Exercise input:
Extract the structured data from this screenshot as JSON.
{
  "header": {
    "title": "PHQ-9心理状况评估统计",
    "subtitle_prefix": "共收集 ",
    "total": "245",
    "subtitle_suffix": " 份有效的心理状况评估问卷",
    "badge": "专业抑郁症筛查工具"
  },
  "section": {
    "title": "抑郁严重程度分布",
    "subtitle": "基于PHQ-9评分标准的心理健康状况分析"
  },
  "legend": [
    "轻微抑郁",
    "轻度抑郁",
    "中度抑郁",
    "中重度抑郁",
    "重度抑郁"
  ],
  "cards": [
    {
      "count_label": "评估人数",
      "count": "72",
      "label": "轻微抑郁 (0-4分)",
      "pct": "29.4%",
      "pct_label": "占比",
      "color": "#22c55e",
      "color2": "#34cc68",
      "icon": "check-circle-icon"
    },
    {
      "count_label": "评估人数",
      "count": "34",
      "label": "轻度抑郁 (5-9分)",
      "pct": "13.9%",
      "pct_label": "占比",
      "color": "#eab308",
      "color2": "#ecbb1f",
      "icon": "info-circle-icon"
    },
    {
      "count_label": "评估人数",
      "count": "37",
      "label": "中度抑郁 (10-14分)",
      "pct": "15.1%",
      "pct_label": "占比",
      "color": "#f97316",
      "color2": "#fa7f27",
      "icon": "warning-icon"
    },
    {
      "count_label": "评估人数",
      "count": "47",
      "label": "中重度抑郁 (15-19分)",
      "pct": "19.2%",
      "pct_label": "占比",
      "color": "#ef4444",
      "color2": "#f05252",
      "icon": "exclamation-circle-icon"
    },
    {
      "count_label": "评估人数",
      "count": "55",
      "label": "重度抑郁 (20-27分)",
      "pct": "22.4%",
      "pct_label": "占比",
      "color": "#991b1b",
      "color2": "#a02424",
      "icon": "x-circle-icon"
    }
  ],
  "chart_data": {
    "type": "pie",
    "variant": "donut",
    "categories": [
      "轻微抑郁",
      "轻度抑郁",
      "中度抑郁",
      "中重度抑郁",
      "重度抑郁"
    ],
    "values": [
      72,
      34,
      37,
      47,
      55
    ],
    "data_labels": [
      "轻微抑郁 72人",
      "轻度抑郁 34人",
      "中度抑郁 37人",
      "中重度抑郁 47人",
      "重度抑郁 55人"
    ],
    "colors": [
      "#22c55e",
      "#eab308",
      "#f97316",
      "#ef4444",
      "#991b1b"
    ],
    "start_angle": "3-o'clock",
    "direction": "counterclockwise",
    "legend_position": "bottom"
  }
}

Written problem: Return all of the entries exactly as they were supplied.

Exercise answer:
Extract the structured data from this screenshot as JSON.
{
  "header": {
    "title": "PHQ-9心理状况评估统计",
    "subtitle_prefix": "共收集 ",
    "total": "245",
    "subtitle_suffix": " 份有效的心理状况评估问卷",
    "badge": "专业抑郁症筛查工具"
  },
  "section": {
    "title": "抑郁严重程度分布",
    "subtitle": "基于PHQ-9评分标准的心理健康状况分析"
  },
  "legend": [
    "轻微抑郁",
    "轻度抑郁",
    "中度抑郁",
    "中重度抑郁",
    "重度抑郁"
  ],
  "cards": [
    {
      "count_label": "评估人数",
      "count": "72",
      "label": "轻微抑郁 (0-4分)",
      "pct": "29.4%",
      "pct_label": "占比",
      "color": "#22c55e",
      "color2": "#34cc68",
      "icon": "check-circle-icon"
    },
    {
      "count_label": "评估人数",
      "count": "34",
      "label": "轻度抑郁 (5-9分)",
      "pct": "13.9%",
      "pct_label": "占比",
      "color": "#eab308",
      "color2": "#ecbb1f",
      "icon": "info-circle-icon"
    },
    {
      "count_label": "评估人数",
      "count": "37",
      "label": "中度抑郁 (10-14分)",
      "pct": "15.1%",
      "pct_label": "占比",
      "color": "#f97316",
      "color2": "#fa7f27",
      "icon": "warning-icon"
    },
    {
      "count_label": "评估人数",
      "count": "47",
      "label": "中重度抑郁 (15-19分)",
      "pct": "19.2%",
      "pct_label": "占比",
      "color": "#ef4444",
      "color2": "#f05252",
      "icon": "exclamation-circle-icon"
    },
    {
      "count_label": "评估人数",
      "count": "55",
      "label": "重度抑郁 (20-27分)",
      "pct": "22.4%",
      "pct_label": "占比",
      "color": "#991b1b",
      "color2": "#a02424",
      "icon": "x-circle-icon"
    }
  ],
  "chart_data": {
    "type": "pie",
    "variant": "donut",
    "categories": [
      "轻微抑郁",
      "轻度抑郁",
      "中度抑郁",
      "中重度抑郁",
      "重度抑郁"
    ],
    "values": [
      72,
      34,
      37,
      47,
      55
    ],
    "data_labels": [
      "轻微抑郁 72人",
      "轻度抑郁 34人",
      "中度抑郁 37人",
      "中重度抑郁 47人",
      "重度抑郁 55人"
    ],
    "colors": [
      "#22c55e",
      "#eab308",
      "#f97316",
      "#ef4444",
      "#991b1b"
    ],
    "start_angle": "3-o'clock",
    "direction": "counterclockwise",
    "legend_position": "bottom"
  }
}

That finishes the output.